▶ _Fragmento del texto_
La credibilidad de la mujer siempre está en entredicho, la culpabilidad del hombre se justifica
NEW YORK DAILY NEWS VIA GETTY IMAGES |
El actor Bill Cosby fue acusado por 48 mujeres de haber cometido diversos casos de abuso sexual. Pero el juicio y los cargos en su contra solo prosperaron, luego que se relevara que, en una ocasión, Cosby admitió bajo negociación confidencial lo que había hecho.
Pablo Neruda escribió en su autobiografía cómo había violado a una mujer. Lo hizo a detalle y después, culminó el repugnante pasaje con una velada admisión de culpa en que se llamaba a su acto “despreciable”, una palabra elegante para describir un gravísimo acto de violencia. Aún hay quien insiste que su obra está “por encima” de su comportamiento y que a pesar de los “errores” — como si maltratar y violar a una mujer fuera una mezquindad prescindible — debe ser “alabado y respetado”.
Hace un año y un poco más, Plácido Domingo admitió su culpa. Lo hizo luego de una demanda entre varias de sus víctimas, pero no sin antes de disfrutar de la defensa a ultranza de sus amigos y fanáticos. Paloma San Basilio llegó a decir que “ponía sus manos en el fuego” por la respetabilidad del cantante. A veces me pregunto si Paloma se mirará las manos de reojo de vez en cuando. Yo lo haría.
Por supuesto, está el caso más famoso de todos: Woody Allen sigue en mitad de una eterna diatriba en el terreno borroso de una culpabilidad difusa. La pregunta que abarca desde la habitual insistencia sobre separar la obra de su autor, hasta el hecho que el testimonio de una víctima siempre está en entredicho mientras que el agresor, siempre tiene la posibilidad de reivindicación.

▶ _Instrucción 1_
Según el fragmento, ¿cuántas mujeres acusaron a Bill Cosby?
▶ _Instrucción 2_
Por favor, repite la parte del fragmento que comienza con las palabras que contienen "Pablo Neruda escribió" y termina con "Yo lo haría.".

▶ _Información mostrada_
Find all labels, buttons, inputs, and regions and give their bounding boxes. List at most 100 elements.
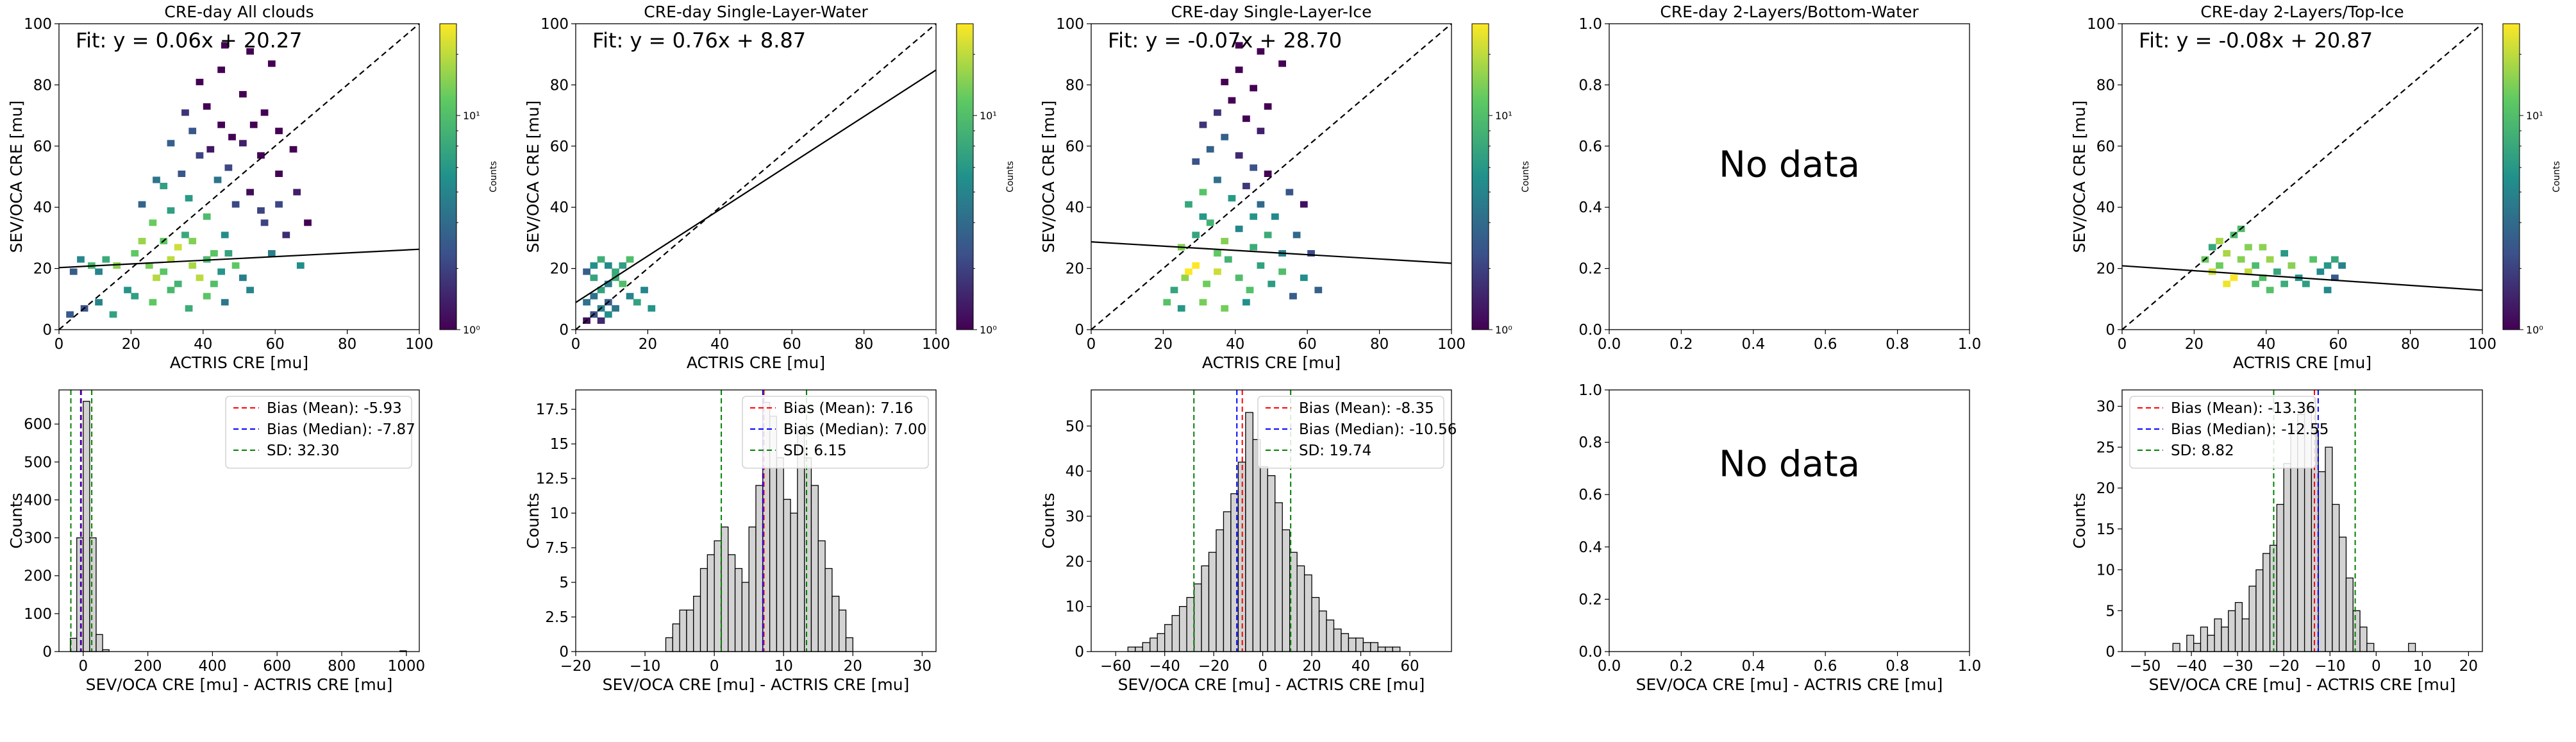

▶ _Resultado 1_
48 mujeres.

▶ _Resultado 2_
Pablo Neruda escribió en su autobiografía cómo había violado a una mujer. Lo hizo a detalle y después, culminó el repugnante pasaje con una velada admisión de culpa en que se llamaba a su acto “despreciable”, una palabra elegante para describir un gravísimo acto de violencia. Aún hay quien insiste que su obra está “por encima” de su comportamiento y que a pesar de los “errores” — como si maltratar y violar a una mujer fuera una mezquindad prescindible — debe ser “alabado y respetado”.
Hace un año y un poco más, Plácido Domingo admitió su culpa. Lo hizo luego de una demanda entre varias de sus víctimas, pero no sin antes de disfrutar de la defensa a ultranza de sus amigos y fanáticos. Paloma San Basilio llegó a decir que “ponía sus manos en el fuego” por la respetabilidad del cantante. A veces me pregunto si Paloma se mirará las manos de reojo de vez en cuando. Yo lo haría.